- [Document]
○ ○ ○ ○

Theorem: Let $X$ be a Hausdorff ($\ast$) topological space, $T:X\to X$ be a continuous self-map. Then

1. If $\mathcal{D}(T)$ contains a non-isolated point ($\dagger$), then $T$ is topologically transitive.
2. If $T$ is topologically transitive, and $X$ is second countable (= its topology has a countable base) ($\dagger\dagger$) and Baire (= intersection of countably many open dense subsets is dense), then $\mathcal{D}(T)$ is a dense $G_\delta$.

Proof: (1) Let $x^\ast\in \mathcal{D}(T)$ be non-isolated. Then any open neighborhood of $x^\ast$ must contain points other than $x^\ast$. Let $U\in\mathcal{T}(X)^\ast$. We claim that $N^T(\{x^\ast\}\to U)$ is infinite. Indeed, by the density of the orbit of $x^\ast$, there is an $n_1\in N^T(\{x^\ast\}\to U)$; whence $T^{-n_1}(U)$ is an open neighborhood of $x^\ast$. Since $x^\ast$ is not isolated (and singletons are closed) $T^{-n_1}(U)\setminus\{x^\ast\}$ is also nonempty open. Using the density again there is an $m_1\in\mathbb{Z}_{\geq0}$ such that $T^{m_1}(x^\ast)\in T^{-n_1}(U)\setminus\{x^\ast\}$; thus by construction $T^{n_2}(x^\ast)\in U$ for $n_2=n_1+m_1>n_1\geq 0$, i.e. $n_2\in N^T(\{x^\ast\}\to U)\cap \mathbb{Z}_{\geq1}$. By induction $N^T(\{x^\ast\}\to U)$ is infinite; that is, the orbit of $x^\ast$ hits $U$ infinitely many times.

Now let $U,V\in\mathcal{T}(X)^\ast$ and pick $a\in N^T(\{x^\ast\}\to U)$ and $b\in N^T(\{x^\ast\}\to V)\cap \mathbb{Z}_{>a}$ (such an $a$ exists by assumption and such a $b$ exists because $N^T(\{x^\ast\}\to V)$ is infinite). Then $b-a\in N^T(U\to V)\cap \mathbb{Z}_{\geq1}$.

○ ○ ○ ○

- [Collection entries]

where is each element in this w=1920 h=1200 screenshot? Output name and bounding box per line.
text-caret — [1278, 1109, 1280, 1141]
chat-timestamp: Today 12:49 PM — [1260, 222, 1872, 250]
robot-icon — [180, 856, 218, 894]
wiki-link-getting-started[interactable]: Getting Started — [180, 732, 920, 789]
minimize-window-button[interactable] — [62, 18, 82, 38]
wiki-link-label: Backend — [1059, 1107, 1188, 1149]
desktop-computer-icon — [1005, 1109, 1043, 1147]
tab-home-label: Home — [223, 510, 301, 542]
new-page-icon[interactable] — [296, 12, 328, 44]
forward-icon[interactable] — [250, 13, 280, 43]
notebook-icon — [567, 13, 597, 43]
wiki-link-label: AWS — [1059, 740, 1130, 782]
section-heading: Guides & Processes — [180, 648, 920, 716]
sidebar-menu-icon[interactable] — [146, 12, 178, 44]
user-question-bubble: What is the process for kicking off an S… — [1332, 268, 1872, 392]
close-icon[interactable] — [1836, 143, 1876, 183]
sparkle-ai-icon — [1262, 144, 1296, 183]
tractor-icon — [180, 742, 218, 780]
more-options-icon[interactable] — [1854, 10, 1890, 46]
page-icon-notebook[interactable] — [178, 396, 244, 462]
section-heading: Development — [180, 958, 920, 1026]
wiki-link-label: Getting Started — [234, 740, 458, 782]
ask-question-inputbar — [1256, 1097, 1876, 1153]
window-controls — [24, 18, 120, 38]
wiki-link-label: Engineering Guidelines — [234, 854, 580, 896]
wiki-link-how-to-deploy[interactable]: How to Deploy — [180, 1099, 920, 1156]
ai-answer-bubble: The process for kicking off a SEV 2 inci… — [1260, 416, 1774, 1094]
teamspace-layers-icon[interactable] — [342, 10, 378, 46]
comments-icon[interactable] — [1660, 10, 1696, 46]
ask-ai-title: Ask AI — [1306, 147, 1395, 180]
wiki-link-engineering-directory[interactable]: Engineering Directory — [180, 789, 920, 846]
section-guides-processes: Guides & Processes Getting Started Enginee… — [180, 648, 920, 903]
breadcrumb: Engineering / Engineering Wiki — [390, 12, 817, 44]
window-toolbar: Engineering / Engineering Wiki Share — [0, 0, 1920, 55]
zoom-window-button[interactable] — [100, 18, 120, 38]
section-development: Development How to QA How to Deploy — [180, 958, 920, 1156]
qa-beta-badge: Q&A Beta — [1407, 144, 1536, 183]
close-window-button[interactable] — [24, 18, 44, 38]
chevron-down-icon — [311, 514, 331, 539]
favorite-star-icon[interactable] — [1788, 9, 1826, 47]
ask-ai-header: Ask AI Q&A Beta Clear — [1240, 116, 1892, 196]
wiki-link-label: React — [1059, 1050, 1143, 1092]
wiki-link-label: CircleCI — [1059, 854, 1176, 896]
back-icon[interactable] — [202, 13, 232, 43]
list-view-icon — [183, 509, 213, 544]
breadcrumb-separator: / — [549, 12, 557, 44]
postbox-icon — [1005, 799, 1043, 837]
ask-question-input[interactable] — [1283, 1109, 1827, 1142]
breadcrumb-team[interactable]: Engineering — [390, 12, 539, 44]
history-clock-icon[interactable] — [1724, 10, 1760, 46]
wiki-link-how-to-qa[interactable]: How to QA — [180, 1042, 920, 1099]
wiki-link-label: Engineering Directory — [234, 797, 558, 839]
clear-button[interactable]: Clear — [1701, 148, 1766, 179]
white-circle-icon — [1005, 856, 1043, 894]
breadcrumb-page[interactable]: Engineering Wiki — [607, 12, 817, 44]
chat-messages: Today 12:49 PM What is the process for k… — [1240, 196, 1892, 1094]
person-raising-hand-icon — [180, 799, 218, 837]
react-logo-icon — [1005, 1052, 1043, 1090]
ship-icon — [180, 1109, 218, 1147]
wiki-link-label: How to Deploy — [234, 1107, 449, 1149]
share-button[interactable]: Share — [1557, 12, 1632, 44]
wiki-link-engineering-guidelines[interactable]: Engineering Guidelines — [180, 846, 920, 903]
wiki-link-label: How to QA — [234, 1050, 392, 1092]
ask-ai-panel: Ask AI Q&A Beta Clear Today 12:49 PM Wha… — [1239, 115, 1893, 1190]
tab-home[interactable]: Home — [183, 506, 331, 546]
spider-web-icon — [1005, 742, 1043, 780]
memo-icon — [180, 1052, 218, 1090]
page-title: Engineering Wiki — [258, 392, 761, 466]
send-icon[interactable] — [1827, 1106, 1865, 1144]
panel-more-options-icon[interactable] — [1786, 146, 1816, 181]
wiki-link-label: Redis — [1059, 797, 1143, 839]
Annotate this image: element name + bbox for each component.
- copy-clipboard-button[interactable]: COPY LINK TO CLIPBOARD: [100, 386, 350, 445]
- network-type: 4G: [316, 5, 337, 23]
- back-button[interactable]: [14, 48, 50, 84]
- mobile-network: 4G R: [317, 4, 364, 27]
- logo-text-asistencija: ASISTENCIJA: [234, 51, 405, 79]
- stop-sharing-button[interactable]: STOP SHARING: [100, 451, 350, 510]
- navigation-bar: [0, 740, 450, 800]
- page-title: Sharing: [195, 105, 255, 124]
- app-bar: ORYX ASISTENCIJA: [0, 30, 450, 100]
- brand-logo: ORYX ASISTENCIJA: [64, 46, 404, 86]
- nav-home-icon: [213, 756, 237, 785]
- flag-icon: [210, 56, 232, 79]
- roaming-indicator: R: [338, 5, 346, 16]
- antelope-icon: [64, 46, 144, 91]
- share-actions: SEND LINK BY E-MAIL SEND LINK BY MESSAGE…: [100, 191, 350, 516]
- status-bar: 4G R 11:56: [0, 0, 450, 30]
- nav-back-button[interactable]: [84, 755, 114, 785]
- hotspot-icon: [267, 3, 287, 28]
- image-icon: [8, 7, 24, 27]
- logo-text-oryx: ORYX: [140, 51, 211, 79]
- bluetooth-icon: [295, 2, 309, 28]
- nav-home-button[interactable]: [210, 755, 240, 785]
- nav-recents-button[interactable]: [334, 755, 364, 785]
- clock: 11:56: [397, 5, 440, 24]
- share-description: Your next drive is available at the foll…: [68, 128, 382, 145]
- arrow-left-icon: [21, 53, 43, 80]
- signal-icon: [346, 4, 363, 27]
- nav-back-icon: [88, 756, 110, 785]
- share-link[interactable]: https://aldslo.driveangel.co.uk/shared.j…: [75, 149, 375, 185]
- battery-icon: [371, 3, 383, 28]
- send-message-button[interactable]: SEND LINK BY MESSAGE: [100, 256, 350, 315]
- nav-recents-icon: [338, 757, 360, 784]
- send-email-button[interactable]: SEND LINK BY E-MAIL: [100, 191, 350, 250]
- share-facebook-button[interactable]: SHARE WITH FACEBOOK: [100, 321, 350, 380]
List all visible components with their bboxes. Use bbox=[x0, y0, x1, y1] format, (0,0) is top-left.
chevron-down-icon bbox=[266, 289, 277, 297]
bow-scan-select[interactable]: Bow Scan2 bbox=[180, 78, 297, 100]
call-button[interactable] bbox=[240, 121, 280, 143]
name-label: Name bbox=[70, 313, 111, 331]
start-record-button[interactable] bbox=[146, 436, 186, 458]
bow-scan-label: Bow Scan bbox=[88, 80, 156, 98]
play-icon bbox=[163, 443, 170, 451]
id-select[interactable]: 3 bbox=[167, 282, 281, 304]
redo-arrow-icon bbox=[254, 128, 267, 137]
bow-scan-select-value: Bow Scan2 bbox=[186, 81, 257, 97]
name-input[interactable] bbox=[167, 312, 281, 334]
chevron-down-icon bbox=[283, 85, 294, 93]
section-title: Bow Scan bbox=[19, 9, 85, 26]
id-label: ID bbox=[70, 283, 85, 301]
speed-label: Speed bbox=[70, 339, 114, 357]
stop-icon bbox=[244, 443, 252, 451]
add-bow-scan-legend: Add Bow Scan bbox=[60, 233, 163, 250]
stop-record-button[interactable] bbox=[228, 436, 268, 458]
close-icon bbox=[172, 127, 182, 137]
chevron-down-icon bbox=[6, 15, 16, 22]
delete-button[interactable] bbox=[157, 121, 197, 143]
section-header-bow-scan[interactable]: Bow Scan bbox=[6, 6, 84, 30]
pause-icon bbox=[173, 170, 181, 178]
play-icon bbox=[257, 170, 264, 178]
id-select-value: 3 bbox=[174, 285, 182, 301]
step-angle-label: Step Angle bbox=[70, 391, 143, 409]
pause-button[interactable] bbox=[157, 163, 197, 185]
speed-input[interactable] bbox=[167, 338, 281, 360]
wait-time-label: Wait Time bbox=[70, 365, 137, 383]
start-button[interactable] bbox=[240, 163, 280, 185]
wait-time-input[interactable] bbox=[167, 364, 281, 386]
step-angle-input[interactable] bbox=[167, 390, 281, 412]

○ ○ ○ ○

- [Set exercise]
Reproduce the complete theorem and proof on topological transitivity word for word.

- [Exercise result]
Theorem: Let $X$ be a Hausdorff ($\ast$) topological space, $T:X\to X$ be a continuous self-map. Then

1. If $\mathcal{D}(T)$ contains a non-isolated point ($\dagger$), then $T$ is topologically transitive.
2. If $T$ is topologically transitive, and $X$ is second countable (= its topology has a countable base) ($\dagger\dagger$) and Baire (= intersection of countably many open dense subsets is dense), then $\mathcal{D}(T)$ is a dense $G_\delta$.

Proof: (1) Let $x^\ast\in \mathcal{D}(T)$ be non-isolated. Then any open neighborhood of $x^\ast$ must contain points other than $x^\ast$. Let $U\in\mathcal{T}(X)^\ast$. We claim that $N^T(\{x^\ast\}\to U)$ is infinite. Indeed, by the density of the orbit of $x^\ast$, there is an $n_1\in N^T(\{x^\ast\}\to U)$; whence $T^{-n_1}(U)$ is an open neighborhood of $x^\ast$. Since $x^\ast$ is not isolated (and singletons are closed) $T^{-n_1}(U)\setminus\{x^\ast\}$ is also nonempty open. Using the density again there is an $m_1\in\mathbb{Z}_{\geq0}$ such that $T^{m_1}(x^\ast)\in T^{-n_1}(U)\setminus\{x^\ast\}$; thus by construction $T^{n_2}(x^\ast)\in U$ for $n_2=n_1+m_1>n_1\geq 0$, i.e. $n_2\in N^T(\{x^\ast\}\to U)\cap \mathbb{Z}_{\geq1}$. By induction $N^T(\{x^\ast\}\to U)$ is infinite; that is, the orbit of $x^\ast$ hits $U$ infinitely many times.

Now let $U,V\in\mathcal{T}(X)^\ast$ and pick $a\in N^T(\{x^\ast\}\to U)$ and $b\in N^T(\{x^\ast\}\to V)\cap \mathbb{Z}_{>a}$ (such an $a$ exists by assumption and such a $b$ exists because $N^T(\{x^\ast\}\to V)$ is infinite). Then $b-a\in N^T(U\to V)\cap \mathbb{Z}_{\geq1}$.